** Start Data for this exercise **
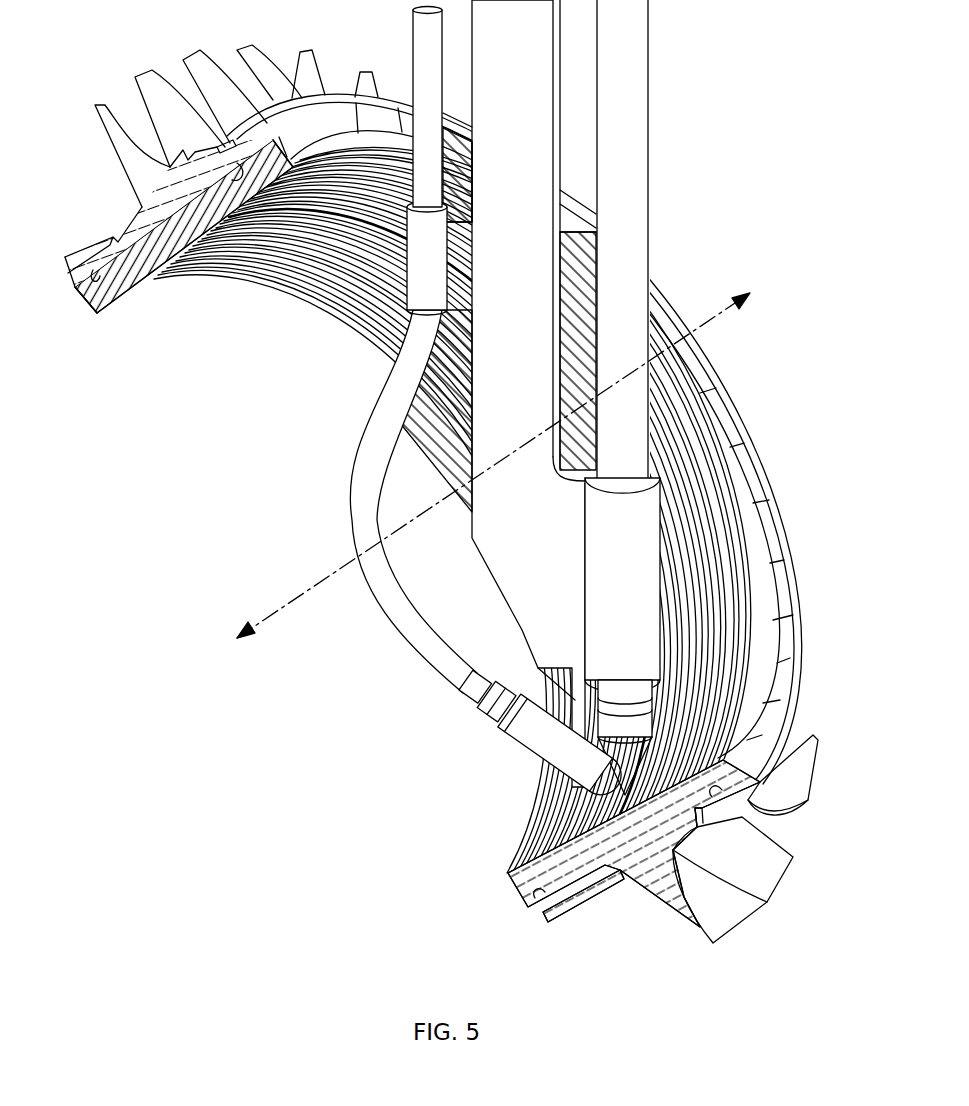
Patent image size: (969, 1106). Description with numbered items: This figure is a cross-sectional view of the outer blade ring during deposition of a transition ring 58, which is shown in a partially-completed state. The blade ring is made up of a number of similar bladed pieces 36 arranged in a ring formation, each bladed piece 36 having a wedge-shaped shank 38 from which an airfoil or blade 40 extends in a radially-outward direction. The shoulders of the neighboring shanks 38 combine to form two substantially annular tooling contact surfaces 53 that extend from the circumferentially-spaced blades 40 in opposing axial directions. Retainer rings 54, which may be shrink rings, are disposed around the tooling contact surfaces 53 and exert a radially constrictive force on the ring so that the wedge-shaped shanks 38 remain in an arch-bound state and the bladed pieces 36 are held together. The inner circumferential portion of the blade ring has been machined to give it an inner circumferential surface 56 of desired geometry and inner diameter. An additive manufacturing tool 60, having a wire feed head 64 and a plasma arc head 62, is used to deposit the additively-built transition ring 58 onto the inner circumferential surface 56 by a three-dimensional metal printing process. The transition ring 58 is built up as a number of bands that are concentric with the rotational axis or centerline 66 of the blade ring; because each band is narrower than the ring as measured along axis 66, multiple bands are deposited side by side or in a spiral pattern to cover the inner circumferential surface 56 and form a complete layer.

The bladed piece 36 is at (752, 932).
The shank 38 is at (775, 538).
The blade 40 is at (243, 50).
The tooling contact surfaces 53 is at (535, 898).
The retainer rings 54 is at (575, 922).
** End Data for this exercise **
Task requirements
Can you reproduce the data above with "transition ring" switched to "transition band" and nothing else changed, leaving out the pictures?

Worked answer
Patent image size: (969, 1106). Description with numbered items: This figure is a cross-sectional view of the outer blade ring during deposition of a transition band 58, which is shown in a partially-completed state. The blade ring is made up of a number of similar bladed pieces 36 arranged in a ring formation, each bladed piece 36 having a wedge-shaped shank 38 from which an airfoil or blade 40 extends in a radially-outward direction. The shoulders of the neighboring shanks 38 combine to form two substantially annular tooling contact surfaces 53 that extend from the circumferentially-spaced blades 40 in opposing axial directions. Retainer rings 54, which may be shrink rings, are disposed around the tooling contact surfaces 53 and exert a radially constrictive force on the ring so that the wedge-shaped shanks 38 remain in an arch-bound state and the bladed pieces 36 are held together. The inner circumferential portion of the blade ring has been machined to give it an inner circumferential surface 56 of desired geometry and inner diameter. An additive manufacturing tool 60, having a wire feed head 64 and a plasma arc head 62, is used to deposit the additively-built transition band 58 onto the inner circumferential surface 56 by a three-dimensional metal printing process. The transition band 58 is built up as a number of bands that are concentric with the rotational axis or centerline 66 of the blade ring; because each band is narrower than the ring as measured along axis 66, multiple bands are deposited side by side or in a spiral pattern to cover the inner circumferential surface 56 and form a complete layer.

The bladed piece 36 is at (752, 932).
The shank 38 is at (775, 538).
The blade 40 is at (243, 50).
The tooling contact surfaces 53 is at (535, 898).
The retainer rings 54 is at (575, 922).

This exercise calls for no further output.